# start of SOURCE RECORDS

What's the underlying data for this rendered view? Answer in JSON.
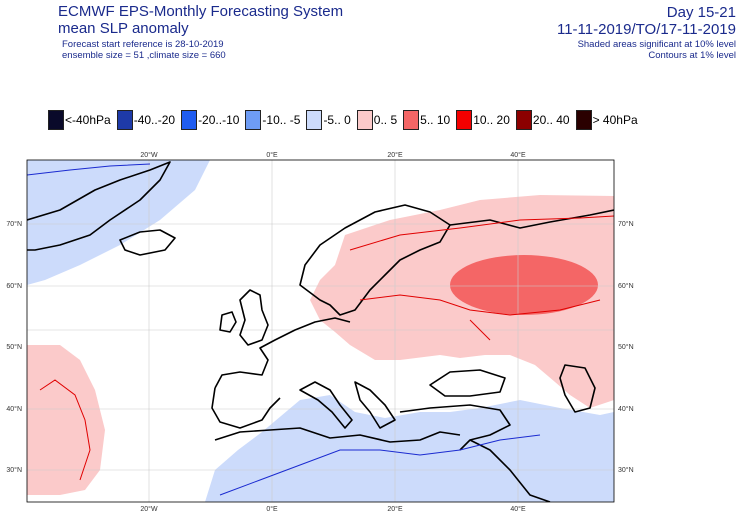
{
  "header": {
    "title_line1": "ECMWF EPS-Monthly Forecasting System",
    "title_line2": "mean SLP anomaly",
    "forecast_start": "Forecast start reference is 28-10-2019",
    "ensemble": "ensemble size = 51  ,climate size = 660",
    "day_range": "Day 15-21",
    "date_range": "11-11-2019/TO/17-11-2019",
    "shading_note": "Shaded areas significant at 10% level",
    "contour_note": "Contours at 1% level"
  },
  "legend": [
    {
      "label": "<-40hPa",
      "color": "#0a0a2a"
    },
    {
      "label": "-40..-20",
      "color": "#1e3aa8"
    },
    {
      "label": "-20..-10",
      "color": "#1f5cf0"
    },
    {
      "label": "-10.. -5",
      "color": "#6e9cf5"
    },
    {
      "label": "-5..  0",
      "color": "#ccdbfb"
    },
    {
      "label": "0..  5",
      "color": "#fbcaca"
    },
    {
      "label": "5.. 10",
      "color": "#f46666"
    },
    {
      "label": "10.. 20",
      "color": "#f40000"
    },
    {
      "label": "20.. 40",
      "color": "#8c0000"
    },
    {
      "label": "> 40hPa",
      "color": "#2a0000"
    }
  ],
  "map": {
    "lon_labels": [
      "20°W",
      "0°E",
      "20°E",
      "40°E"
    ],
    "lat_labels": [
      "70°N",
      "60°N",
      "50°N",
      "40°N",
      "30°N"
    ],
    "colors": {
      "land_outline": "#000000",
      "contour_positive": "#e00000",
      "contour_negative": "#1a2ad0",
      "grid": "#cccccc"
    }
  }
}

# end of SOURCE RECORDS

THE EXERCISE:
Without the pictures, transcribe the listing above exactly.

ANSWER TO THIS EXERCISE:
What's the underlying data for this rendered view? Answer in JSON.
{
  "header": {
    "title_line1": "ECMWF EPS-Monthly Forecasting System",
    "title_line2": "mean SLP anomaly",
    "forecast_start": "Forecast start reference is 28-10-2019",
    "ensemble": "ensemble size = 51  ,climate size = 660",
    "day_range": "Day 15-21",
    "date_range": "11-11-2019/TO/17-11-2019",
    "shading_note": "Shaded areas significant at 10% level",
    "contour_note": "Contours at 1% level"
  },
  "legend": [
    {
      "label": "<-40hPa",
      "color": "#0a0a2a"
    },
    {
      "label": "-40..-20",
      "color": "#1e3aa8"
    },
    {
      "label": "-20..-10",
      "color": "#1f5cf0"
    },
    {
      "label": "-10.. -5",
      "color": "#6e9cf5"
    },
    {
      "label": "-5..  0",
      "color": "#ccdbfb"
    },
    {
      "label": "0..  5",
      "color": "#fbcaca"
    },
    {
      "label": "5.. 10",
      "color": "#f46666"
    },
    {
      "label": "10.. 20",
      "color": "#f40000"
    },
    {
      "label": "20.. 40",
      "color": "#8c0000"
    },
    {
      "label": "> 40hPa",
      "color": "#2a0000"
    }
  ],
  "map": {
    "lon_labels": [
      "20°W",
      "0°E",
      "20°E",
      "40°E"
    ],
    "lat_labels": [
      "70°N",
      "60°N",
      "50°N",
      "40°N",
      "30°N"
    ],
    "colors": {
      "land_outline": "#000000",
      "contour_positive": "#e00000",
      "contour_negative": "#1a2ad0",
      "grid": "#cccccc"
    }
  }
}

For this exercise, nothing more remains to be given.